> **Goal**: Number each line of all the items below as a list, skipping blank lines and leaving the pictures out.

> **Data to process**:
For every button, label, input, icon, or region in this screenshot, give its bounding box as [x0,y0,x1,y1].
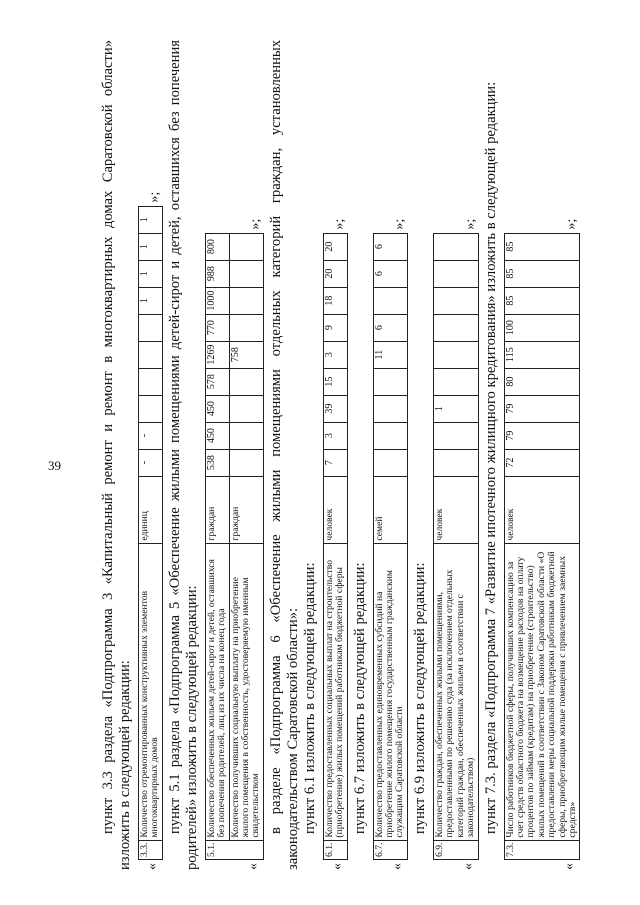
row-unit: человек [504,476,580,543]
value-cell: 800 [205,233,229,260]
value-cell [433,449,478,476]
value-cell [229,422,263,449]
row-number: 7.3. [504,840,580,859]
value-cell [229,287,263,314]
value-cell: 7 [323,449,347,476]
value-cell [433,287,478,314]
value-cell: 3 [323,341,347,368]
table-row [323,233,347,859]
value-cell: 6 [373,260,407,287]
open-quote: « [389,863,405,870]
row-unit: граждан [205,476,229,543]
value-cell [229,395,263,422]
row-description: Количество граждан, обеспеченных жилыми помещениями, предоставленными по решению суда (за исключением отдельных категорий граждан, обеспеченных жильем в соответствии с законодательством) [433,543,478,840]
value-cell: 80 [504,368,580,395]
indicator-table [205,233,264,860]
close-quote: »; [331,218,347,230]
value-cell: 6 [373,314,407,341]
open-quote: « [562,863,578,870]
value-cell: 988 [205,260,229,287]
table-row [504,233,580,859]
value-cell [373,368,407,395]
row-description: Количество обеспеченных жильем детей-сирот и детей, оставшихся без попечения родителей, лиц из их числа на конец года [205,543,229,840]
point-6-1-intro: пункт 6.1 изложить в следующей редакции: [301,562,318,834]
table-row [373,233,407,859]
value-cell [433,368,478,395]
row-description: Количество предоставленных социальных выплат на строительство (приобретение) жилых помещений работникам бюджетной сферы [323,543,347,840]
value-cell: 1 [139,260,163,287]
table-row [229,233,263,859]
value-cell [229,368,263,395]
value-cell [229,314,263,341]
value-cell: 1269 [205,341,229,368]
row-number: 5.1. [205,840,263,859]
value-cell: 79 [504,395,580,422]
value-cell: 1 [139,287,163,314]
row-number: 6.9. [433,840,478,859]
value-cell: 3 [323,422,347,449]
value-cell [373,287,407,314]
value-cell: 79 [504,422,580,449]
row-number: 3.3. [139,840,163,859]
row-description: Число работников бюджетной сферы, получивших компенсацию за счет средств областного бюджета на возмещение расходов на оплату процентов по займам (кредитам) на приобретение (строительство) жилых помещений в соответствии с Законом Саратовской области «О предоставлении меры социальной поддержки работникам бюджетной сферы, приобретающим жилые помещения с привлечением заемных средств» [504,543,580,840]
indicator-table [138,206,163,860]
value-cell: 578 [205,368,229,395]
value-cell [433,314,478,341]
value-cell: - [139,449,163,476]
table-7-3 [504,40,581,870]
row-unit: семей [373,476,407,543]
value-cell [433,260,478,287]
table-row [205,233,229,859]
value-cell: 20 [323,233,347,260]
value-cell: 85 [504,233,580,260]
value-cell [139,368,163,395]
value-cell [139,314,163,341]
value-cell: 1000 [205,287,229,314]
value-cell: 450 [205,422,229,449]
row-unit: человек [433,476,478,543]
row-number: 6.1. [323,840,347,859]
value-cell: 6 [373,233,407,260]
close-quote: »; [391,218,407,230]
section-6-intro: в разделе «Подпрограмма 6 «Обеспечение жилыми помещениями отдельных категорий граждан, установленных законодательством Саратовской области»: [267,40,301,870]
row-unit: человек [323,476,347,543]
indicator-table [323,233,348,860]
table-3-3 [138,40,163,870]
section-7-3-intro: пункт 7.3. раздела «Подпрограмма 7 «Развитие ипотечного жилищного кредитования» изложить в следующей редакции: [482,81,499,834]
section-5-1-intro: пункт 5.1 раздела «Подпрограмма 5 «Обеспечение жилыми помещениями детей-сирот и детей, оставшихся без попечения родителей» изложить в следующей редакции: [166,40,200,870]
value-cell: 1 [139,206,163,233]
value-cell: 115 [504,341,580,368]
open-quote: « [144,863,160,870]
point-6-7-intro: пункт 6.7 изложить в следующей редакции: [351,562,368,834]
value-cell: - [139,422,163,449]
value-cell: 1 [433,395,478,422]
value-cell: 100 [504,314,580,341]
table-6-1 [323,40,348,870]
value-cell: 1 [139,233,163,260]
table-6-7 [373,40,408,870]
table-5-1 [205,40,264,870]
rotated-page-content [100,40,640,870]
close-quote: »; [146,191,162,203]
value-cell [229,449,263,476]
row-description: Количество отремонтированных конструктивных элементов многоквартирных домов [139,543,163,840]
row-unit: единиц [139,476,163,543]
value-cell: 15 [323,368,347,395]
value-cell: 758 [229,341,263,368]
row-description: Количество предоставленных единовременных субсидий на приобретение жилого помещения государственным гражданским служащим Саратовской области [373,543,407,840]
row-description: Количество получивших социальную выплату на приобретение жилого помещения в собственность, удостоверяемую именным свидетельством [229,543,263,840]
close-quote: »; [564,218,580,230]
value-cell [433,341,478,368]
close-quote: »; [462,218,478,230]
value-cell [229,233,263,260]
value-cell [139,395,163,422]
value-cell: 538 [205,449,229,476]
close-quote: »; [247,218,263,230]
open-quote: « [460,863,476,870]
table-row [433,233,478,859]
row-number: 6.7. [373,840,407,859]
value-cell [433,422,478,449]
row-unit: граждан [229,476,263,543]
indicator-table [373,233,408,860]
table-row [139,206,163,859]
value-cell [373,422,407,449]
section-3-3-intro: пункт 3.3 раздела «Подпрограмма 3 «Капитальный ремонт и ремонт в многоквартирных домах Саратовской области» изложить в следующей редакции: [100,40,133,870]
value-cell [433,233,478,260]
page-number: 39 [48,458,61,473]
value-cell [139,341,163,368]
open-quote: « [329,863,345,870]
indicator-table [433,233,479,860]
value-cell [229,260,263,287]
value-cell: 11 [373,341,407,368]
point-6-9-intro: пункт 6.9 изложить в следующей редакции: [411,562,428,834]
value-cell: 85 [504,260,580,287]
indicator-table [504,233,581,860]
value-cell: 72 [504,449,580,476]
open-quote: « [245,863,261,870]
value-cell: 9 [323,314,347,341]
value-cell: 770 [205,314,229,341]
value-cell: 39 [323,395,347,422]
table-6-9 [433,40,479,870]
value-cell: 85 [504,287,580,314]
value-cell: 20 [323,260,347,287]
value-cell [373,449,407,476]
value-cell [373,395,407,422]
value-cell: 450 [205,395,229,422]
value-cell: 18 [323,287,347,314]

> **Finished answer**:
1. For every button, label, input, icon, or region in this screenshot, give its bounding box as [x0,y0,x1,y1].
2. row-unit: человек [504,476,580,543]
3. value-cell: 800 [205,233,229,260]
4. value-cell [433,449,478,476]
5. value-cell [229,422,263,449]
6. row-number: 7.3. [504,840,580,859]
7. value-cell [229,287,263,314]
8. value-cell: 7 [323,449,347,476]
9. value-cell [433,287,478,314]
10. value-cell: 3 [323,341,347,368]
11. table-row [323,233,347,859]
12. value-cell: 6 [373,260,407,287]
13. open-quote: « [389,863,405,870]
14. row-unit: граждан [205,476,229,543]
15. value-cell [229,395,263,422]
16. row-description: Количество граждан, обеспеченных жилыми помещениями, предоставленными по решению суда (за исключением отдельных категорий граждан, обеспеченных жильем в соответствии с законодательством) [433,543,478,840]
17. value-cell: 80 [504,368,580,395]
18. indicator-table [205,233,264,860]
19. close-quote: »; [331,218,347,230]
20. value-cell: 6 [373,314,407,341]
21. open-quote: « [562,863,578,870]
22. value-cell: 988 [205,260,229,287]
23. table-row [504,233,580,859]
24. value-cell [373,368,407,395]
25. row-description: Количество обеспеченных жильем детей-сирот и детей, оставшихся без попечения родителей, лиц из их числа на конец года [205,543,229,840]
26. point-6-1-intro: пункт 6.1 изложить в следующей редакции: [301,562,318,834]
27. table-row [373,233,407,859]
28. value-cell [433,368,478,395]
29. row-description: Количество предоставленных социальных выплат на строительство (приобретение) жилых помещений работникам бюджетной сферы [323,543,347,840]
30. value-cell: 1 [139,260,163,287]
31. table-row [229,233,263,859]
32. value-cell [229,368,263,395]
33. value-cell [229,314,263,341]
34. value-cell: 1269 [205,341,229,368]
35. row-number: 5.1. [205,840,263,859]
36. value-cell: 79 [504,395,580,422]
37. value-cell: 1 [139,287,163,314]
38. row-number: 6.9. [433,840,478,859]
39. value-cell: 3 [323,422,347,449]
40. value-cell [373,287,407,314]
41. value-cell: 79 [504,422,580,449]
42. row-number: 3.3. [139,840,163,859]
43. row-description: Число работников бюджетной сферы, получивших компенсацию за счет средств областного бюджета на возмещение расходов на оплату процентов по займам (кредитам) на приобретение (строительство) жилых помещений в соответствии с Законом Саратовской области «О предоставлении меры социальной поддержки работникам бюджетной сферы, приобретающим жилые помещения с привлечением заемных средств» [504,543,580,840]
44. indicator-table [138,206,163,860]
45. value-cell: 578 [205,368,229,395]
46. value-cell [433,314,478,341]
47. value-cell: - [139,449,163,476]
48. table-7-3 [504,40,581,870]
49. row-unit: семей [373,476,407,543]
50. value-cell [433,260,478,287]
51. table-row [205,233,229,859]
52. value-cell: 20 [323,233,347,260]
53. value-cell: 85 [504,233,580,260]
54. value-cell [139,368,163,395]
55. value-cell [139,314,163,341]
56. value-cell: 1000 [205,287,229,314]
57. value-cell: 450 [205,422,229,449]
58. row-unit: человек [433,476,478,543]
59. row-number: 6.1. [323,840,347,859]
60. value-cell: 6 [373,233,407,260]
61. close-quote: »; [391,218,407,230]
62. section-6-intro: в разделе «Подпрограмма 6 «Обеспечение жилыми помещениями отдельных категорий граждан, установленных законодательством Саратовской области»: [267,40,301,870]
63. row-unit: человек [323,476,347,543]
64. indicator-table [323,233,348,860]
65. table-3-3 [138,40,163,870]
66. section-7-3-intro: пункт 7.3. раздела «Подпрограмма 7 «Развитие ипотечного жилищного кредитования» изложить в следующей редакции: [482,81,499,834]
67. section-5-1-intro: пункт 5.1 раздела «Подпрограмма 5 «Обеспечение жилыми помещениями детей-сирот и детей, оставшихся без попечения родителей» изложить в следующей редакции: [166,40,200,870]
68. value-cell: 1 [139,206,163,233]
69. value-cell: 115 [504,341,580,368]
70. open-quote: « [144,863,160,870]
71. point-6-7-intro: пункт 6.7 изложить в следующей редакции: [351,562,368,834]
72. value-cell: - [139,422,163,449]
73. value-cell: 1 [433,395,478,422]
74. value-cell: 100 [504,314,580,341]
75. table-6-1 [323,40,348,870]
76. value-cell: 1 [139,233,163,260]
77. table-6-7 [373,40,408,870]
78. table-5-1 [205,40,264,870]
79. rotated-page-content [100,40,640,870]
80. close-quote: »; [146,191,162,203]
81. value-cell [229,449,263,476]
82. row-description: Количество отремонтированных конструктивных элементов многоквартирных домов [139,543,163,840]
83. row-unit: единиц [139,476,163,543]
84. value-cell: 15 [323,368,347,395]
85. value-cell: 758 [229,341,263,368]
86. row-description: Количество предоставленных единовременных субсидий на приобретение жилого помещения государственным гражданским служащим Саратовской области [373,543,407,840]
87. row-description: Количество получивших социальную выплату на приобретение жилого помещения в собственность, удостоверяемую именным свидетельством [229,543,263,840]
88. close-quote: »; [564,218,580,230]
89. value-cell [433,341,478,368]
90. close-quote: »; [462,218,478,230]
91. value-cell [229,233,263,260]
92. value-cell [139,395,163,422]
93. value-cell: 538 [205,449,229,476]
94. close-quote: »; [247,218,263,230]
95. open-quote: « [460,863,476,870]
96. table-row [433,233,478,859]
97. row-number: 6.7. [373,840,407,859]
98. value-cell [433,422,478,449]
99. row-unit: граждан [229,476,263,543]
100. indicator-table [373,233,408,860]
101. table-row [139,206,163,859]
102. value-cell [373,422,407,449]
103. section-3-3-intro: пункт 3.3 раздела «Подпрограмма 3 «Капитальный ремонт и ремонт в многоквартирных домах Саратовской области» изложить в следующей редакции: [100,40,133,870]
104. value-cell [433,233,478,260]
105. page-number: 39 [48,458,61,473]
106. value-cell [139,341,163,368]
107. open-quote: « [329,863,345,870]
108. indicator-table [433,233,479,860]
109. value-cell [229,260,263,287]
110. value-cell: 11 [373,341,407,368]
111. point-6-9-intro: пункт 6.9 изложить в следующей редакции: [411,562,428,834]
112. value-cell: 85 [504,260,580,287]
113. indicator-table [504,233,581,860]
114. value-cell: 72 [504,449,580,476]
115. open-quote: « [245,863,261,870]
116. value-cell: 9 [323,314,347,341]
117. value-cell: 770 [205,314,229,341]
118. value-cell: 39 [323,395,347,422]
119. table-6-9 [433,40,479,870]
120. value-cell: 85 [504,287,580,314]
121. value-cell: 20 [323,260,347,287]
122. value-cell [373,449,407,476]
123. value-cell [373,395,407,422]
124. value-cell: 450 [205,395,229,422]
125. value-cell: 18 [323,287,347,314]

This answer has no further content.